* WHAT YOU SHOULD DO
Identify the lines holding "title" and copy them.

[Start DATA EXTRACT]

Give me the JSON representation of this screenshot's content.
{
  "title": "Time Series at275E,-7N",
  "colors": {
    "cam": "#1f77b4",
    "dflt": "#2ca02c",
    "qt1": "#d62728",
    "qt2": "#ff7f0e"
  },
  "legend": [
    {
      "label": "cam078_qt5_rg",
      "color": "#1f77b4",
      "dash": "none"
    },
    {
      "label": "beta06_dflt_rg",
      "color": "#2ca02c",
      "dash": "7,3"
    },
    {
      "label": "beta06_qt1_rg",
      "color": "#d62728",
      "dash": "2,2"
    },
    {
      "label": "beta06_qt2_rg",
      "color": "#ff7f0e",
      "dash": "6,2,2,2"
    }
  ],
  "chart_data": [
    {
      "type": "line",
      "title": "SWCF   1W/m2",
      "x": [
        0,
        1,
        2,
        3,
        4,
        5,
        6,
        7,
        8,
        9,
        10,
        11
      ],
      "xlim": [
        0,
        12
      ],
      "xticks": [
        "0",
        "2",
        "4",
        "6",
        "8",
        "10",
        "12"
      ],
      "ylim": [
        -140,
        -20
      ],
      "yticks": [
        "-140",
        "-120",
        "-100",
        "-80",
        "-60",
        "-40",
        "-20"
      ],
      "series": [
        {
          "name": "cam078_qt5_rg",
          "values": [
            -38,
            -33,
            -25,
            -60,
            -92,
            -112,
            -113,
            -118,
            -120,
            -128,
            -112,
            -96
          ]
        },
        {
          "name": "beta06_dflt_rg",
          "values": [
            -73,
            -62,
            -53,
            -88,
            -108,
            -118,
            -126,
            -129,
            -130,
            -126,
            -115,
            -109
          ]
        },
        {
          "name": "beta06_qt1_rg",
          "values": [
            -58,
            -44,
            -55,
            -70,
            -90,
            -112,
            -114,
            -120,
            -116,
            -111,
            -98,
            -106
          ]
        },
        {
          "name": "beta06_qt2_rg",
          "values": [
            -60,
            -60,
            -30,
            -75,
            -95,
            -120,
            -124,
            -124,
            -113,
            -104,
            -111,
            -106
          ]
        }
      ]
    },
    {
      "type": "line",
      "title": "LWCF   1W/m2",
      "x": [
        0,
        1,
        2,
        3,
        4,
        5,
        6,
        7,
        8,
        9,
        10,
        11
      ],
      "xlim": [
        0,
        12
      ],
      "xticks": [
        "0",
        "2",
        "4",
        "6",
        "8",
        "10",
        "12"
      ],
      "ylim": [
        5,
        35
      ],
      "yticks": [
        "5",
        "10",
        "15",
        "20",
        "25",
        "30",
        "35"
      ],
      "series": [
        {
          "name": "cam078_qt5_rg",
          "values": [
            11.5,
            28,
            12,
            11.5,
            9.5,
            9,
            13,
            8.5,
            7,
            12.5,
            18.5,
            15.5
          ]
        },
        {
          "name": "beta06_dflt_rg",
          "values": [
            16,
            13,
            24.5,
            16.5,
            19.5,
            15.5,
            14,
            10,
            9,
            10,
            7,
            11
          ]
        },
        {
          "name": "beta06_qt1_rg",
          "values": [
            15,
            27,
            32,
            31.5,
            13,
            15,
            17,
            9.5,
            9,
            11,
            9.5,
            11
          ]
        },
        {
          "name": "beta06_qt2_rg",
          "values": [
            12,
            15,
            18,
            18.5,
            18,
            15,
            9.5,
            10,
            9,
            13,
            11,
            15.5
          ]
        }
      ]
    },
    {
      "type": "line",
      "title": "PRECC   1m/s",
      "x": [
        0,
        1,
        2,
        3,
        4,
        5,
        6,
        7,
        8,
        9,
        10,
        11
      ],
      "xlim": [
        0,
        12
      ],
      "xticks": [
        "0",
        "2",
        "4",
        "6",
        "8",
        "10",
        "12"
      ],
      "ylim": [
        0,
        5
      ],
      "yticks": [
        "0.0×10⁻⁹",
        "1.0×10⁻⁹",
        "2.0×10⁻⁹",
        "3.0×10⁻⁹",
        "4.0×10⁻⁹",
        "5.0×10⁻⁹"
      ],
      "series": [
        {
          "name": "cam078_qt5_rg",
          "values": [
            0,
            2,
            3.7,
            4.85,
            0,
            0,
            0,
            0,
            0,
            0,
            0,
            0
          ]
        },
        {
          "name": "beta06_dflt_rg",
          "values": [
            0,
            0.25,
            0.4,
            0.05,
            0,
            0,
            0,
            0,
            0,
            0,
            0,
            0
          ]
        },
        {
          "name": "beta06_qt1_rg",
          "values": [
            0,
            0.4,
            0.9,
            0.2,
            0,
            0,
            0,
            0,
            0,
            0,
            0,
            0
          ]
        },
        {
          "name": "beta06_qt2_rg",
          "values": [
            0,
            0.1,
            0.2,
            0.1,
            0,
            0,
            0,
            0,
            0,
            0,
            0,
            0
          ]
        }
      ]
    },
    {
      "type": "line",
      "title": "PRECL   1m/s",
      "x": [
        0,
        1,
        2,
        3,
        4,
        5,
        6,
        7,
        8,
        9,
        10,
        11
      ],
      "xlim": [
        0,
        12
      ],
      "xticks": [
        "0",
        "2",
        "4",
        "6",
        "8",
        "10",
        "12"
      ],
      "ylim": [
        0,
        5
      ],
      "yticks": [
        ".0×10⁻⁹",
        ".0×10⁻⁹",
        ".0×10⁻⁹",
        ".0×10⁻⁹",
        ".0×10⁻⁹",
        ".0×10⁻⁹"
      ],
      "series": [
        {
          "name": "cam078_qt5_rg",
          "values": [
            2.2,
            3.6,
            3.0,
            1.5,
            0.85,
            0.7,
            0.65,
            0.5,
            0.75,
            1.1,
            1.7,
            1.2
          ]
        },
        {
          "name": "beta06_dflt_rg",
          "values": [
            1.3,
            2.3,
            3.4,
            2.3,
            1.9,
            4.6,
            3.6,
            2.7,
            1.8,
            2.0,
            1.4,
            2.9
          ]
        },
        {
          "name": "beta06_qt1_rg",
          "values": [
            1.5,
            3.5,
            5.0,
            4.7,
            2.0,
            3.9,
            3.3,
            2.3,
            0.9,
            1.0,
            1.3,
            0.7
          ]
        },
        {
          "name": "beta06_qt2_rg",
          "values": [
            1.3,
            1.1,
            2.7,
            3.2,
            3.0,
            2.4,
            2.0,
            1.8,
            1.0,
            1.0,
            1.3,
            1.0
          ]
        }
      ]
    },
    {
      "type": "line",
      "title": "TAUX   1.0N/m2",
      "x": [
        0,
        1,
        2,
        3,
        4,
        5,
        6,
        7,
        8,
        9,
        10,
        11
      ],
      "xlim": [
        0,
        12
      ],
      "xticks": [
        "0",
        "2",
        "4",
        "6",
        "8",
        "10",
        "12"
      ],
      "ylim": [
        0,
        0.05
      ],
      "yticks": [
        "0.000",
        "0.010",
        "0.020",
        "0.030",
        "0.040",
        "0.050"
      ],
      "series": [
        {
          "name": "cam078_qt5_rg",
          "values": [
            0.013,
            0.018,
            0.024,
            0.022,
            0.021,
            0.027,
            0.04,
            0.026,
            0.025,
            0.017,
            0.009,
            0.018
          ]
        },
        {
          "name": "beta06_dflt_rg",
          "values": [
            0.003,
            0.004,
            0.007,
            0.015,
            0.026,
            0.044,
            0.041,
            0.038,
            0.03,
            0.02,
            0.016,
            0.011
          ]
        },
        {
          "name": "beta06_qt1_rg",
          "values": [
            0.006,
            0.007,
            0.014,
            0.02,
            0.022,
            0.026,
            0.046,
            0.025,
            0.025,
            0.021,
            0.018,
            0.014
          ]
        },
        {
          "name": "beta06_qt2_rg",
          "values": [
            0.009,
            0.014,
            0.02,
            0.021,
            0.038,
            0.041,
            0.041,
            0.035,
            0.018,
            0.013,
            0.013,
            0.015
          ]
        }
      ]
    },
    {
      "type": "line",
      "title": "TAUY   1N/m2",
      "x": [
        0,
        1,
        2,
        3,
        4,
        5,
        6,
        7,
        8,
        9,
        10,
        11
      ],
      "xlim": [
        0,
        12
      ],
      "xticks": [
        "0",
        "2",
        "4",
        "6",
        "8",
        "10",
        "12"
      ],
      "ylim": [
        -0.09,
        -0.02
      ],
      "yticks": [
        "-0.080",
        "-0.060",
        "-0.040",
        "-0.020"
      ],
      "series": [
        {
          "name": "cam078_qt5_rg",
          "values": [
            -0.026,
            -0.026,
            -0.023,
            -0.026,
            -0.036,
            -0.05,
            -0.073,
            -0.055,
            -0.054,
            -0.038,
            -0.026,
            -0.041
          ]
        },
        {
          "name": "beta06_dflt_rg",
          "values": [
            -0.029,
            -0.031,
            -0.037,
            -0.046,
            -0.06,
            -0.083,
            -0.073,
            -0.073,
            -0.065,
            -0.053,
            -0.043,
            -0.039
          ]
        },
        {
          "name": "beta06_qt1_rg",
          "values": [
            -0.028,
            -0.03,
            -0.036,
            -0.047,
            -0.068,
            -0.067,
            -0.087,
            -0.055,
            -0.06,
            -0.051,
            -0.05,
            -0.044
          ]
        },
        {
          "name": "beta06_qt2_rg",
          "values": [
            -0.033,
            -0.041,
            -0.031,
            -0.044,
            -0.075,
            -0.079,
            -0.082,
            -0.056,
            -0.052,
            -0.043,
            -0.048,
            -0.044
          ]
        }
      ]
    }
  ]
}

[End DATA EXTRACT]

* COMPLETE OUTPUT
  "title": "Time Series at275E,-7N",
      "title": "SWCF   1W/m2",
      "title": "LWCF   1W/m2",
      "title": "PRECC   1m/s",
      "title": "PRECL   1m/s",
      "title": "TAUX   1.0N/m2",
      "title": "TAUY   1N/m2",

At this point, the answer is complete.